┏━━

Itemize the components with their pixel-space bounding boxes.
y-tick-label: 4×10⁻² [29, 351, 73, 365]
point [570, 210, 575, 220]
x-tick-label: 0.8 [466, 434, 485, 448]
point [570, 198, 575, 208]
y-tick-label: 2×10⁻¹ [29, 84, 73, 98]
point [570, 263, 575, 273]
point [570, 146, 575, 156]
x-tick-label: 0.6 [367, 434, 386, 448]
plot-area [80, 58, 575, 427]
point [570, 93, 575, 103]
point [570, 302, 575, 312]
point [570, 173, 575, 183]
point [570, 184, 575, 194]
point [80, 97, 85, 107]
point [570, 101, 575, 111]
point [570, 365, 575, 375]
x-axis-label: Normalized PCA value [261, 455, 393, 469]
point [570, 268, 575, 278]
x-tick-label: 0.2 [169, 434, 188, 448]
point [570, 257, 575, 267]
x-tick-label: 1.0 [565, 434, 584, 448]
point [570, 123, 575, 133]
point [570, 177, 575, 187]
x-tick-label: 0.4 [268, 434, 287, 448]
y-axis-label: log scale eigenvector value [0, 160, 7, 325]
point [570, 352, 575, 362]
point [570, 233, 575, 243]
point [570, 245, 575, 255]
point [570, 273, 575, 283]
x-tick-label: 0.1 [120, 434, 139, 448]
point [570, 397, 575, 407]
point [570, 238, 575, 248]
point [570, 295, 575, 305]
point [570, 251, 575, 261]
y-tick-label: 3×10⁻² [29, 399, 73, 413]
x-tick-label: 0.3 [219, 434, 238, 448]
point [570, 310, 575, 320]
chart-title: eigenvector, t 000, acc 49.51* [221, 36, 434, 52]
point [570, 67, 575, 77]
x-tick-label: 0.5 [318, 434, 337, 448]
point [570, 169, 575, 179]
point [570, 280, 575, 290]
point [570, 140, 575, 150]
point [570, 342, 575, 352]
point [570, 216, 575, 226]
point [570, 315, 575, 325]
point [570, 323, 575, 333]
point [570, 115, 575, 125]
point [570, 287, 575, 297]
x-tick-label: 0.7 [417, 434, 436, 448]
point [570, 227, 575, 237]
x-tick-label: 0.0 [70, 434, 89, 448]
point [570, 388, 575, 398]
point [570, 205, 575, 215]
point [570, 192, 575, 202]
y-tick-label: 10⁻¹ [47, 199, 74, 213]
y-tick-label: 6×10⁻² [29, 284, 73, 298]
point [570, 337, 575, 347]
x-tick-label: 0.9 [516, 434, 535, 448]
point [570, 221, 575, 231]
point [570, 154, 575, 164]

┗━━

## [WRITTEN PROBLEM]
Copy every line of the listing above without a single change.

## [EXPECTED OUTPUT]
Itemize the components with their pixel-space bounding boxes.
y-tick-label: 4×10⁻² [29, 351, 73, 365]
point [570, 210, 575, 220]
x-tick-label: 0.8 [466, 434, 485, 448]
point [570, 198, 575, 208]
y-tick-label: 2×10⁻¹ [29, 84, 73, 98]
point [570, 263, 575, 273]
point [570, 146, 575, 156]
x-tick-label: 0.6 [367, 434, 386, 448]
plot-area [80, 58, 575, 427]
point [570, 93, 575, 103]
point [570, 302, 575, 312]
point [570, 173, 575, 183]
point [570, 184, 575, 194]
point [80, 97, 85, 107]
point [570, 101, 575, 111]
point [570, 365, 575, 375]
x-axis-label: Normalized PCA value [261, 455, 393, 469]
point [570, 268, 575, 278]
x-tick-label: 0.2 [169, 434, 188, 448]
point [570, 257, 575, 267]
x-tick-label: 1.0 [565, 434, 584, 448]
point [570, 123, 575, 133]
point [570, 177, 575, 187]
x-tick-label: 0.4 [268, 434, 287, 448]
y-axis-label: log scale eigenvector value [0, 160, 7, 325]
point [570, 352, 575, 362]
point [570, 233, 575, 243]
point [570, 245, 575, 255]
point [570, 273, 575, 283]
x-tick-label: 0.1 [120, 434, 139, 448]
point [570, 397, 575, 407]
point [570, 238, 575, 248]
point [570, 295, 575, 305]
point [570, 251, 575, 261]
y-tick-label: 3×10⁻² [29, 399, 73, 413]
x-tick-label: 0.3 [219, 434, 238, 448]
point [570, 310, 575, 320]
chart-title: eigenvector, t 000, acc 49.51* [221, 36, 434, 52]
point [570, 67, 575, 77]
x-tick-label: 0.5 [318, 434, 337, 448]
point [570, 169, 575, 179]
point [570, 280, 575, 290]
point [570, 140, 575, 150]
point [570, 342, 575, 352]
point [570, 216, 575, 226]
point [570, 315, 575, 325]
point [570, 323, 575, 333]
point [570, 115, 575, 125]
point [570, 287, 575, 297]
x-tick-label: 0.7 [417, 434, 436, 448]
point [570, 227, 575, 237]
x-tick-label: 0.0 [70, 434, 89, 448]
point [570, 388, 575, 398]
point [570, 205, 575, 215]
point [570, 192, 575, 202]
y-tick-label: 10⁻¹ [47, 199, 74, 213]
y-tick-label: 6×10⁻² [29, 284, 73, 298]
point [570, 337, 575, 347]
x-tick-label: 0.9 [516, 434, 535, 448]
point [570, 221, 575, 231]
point [570, 154, 575, 164]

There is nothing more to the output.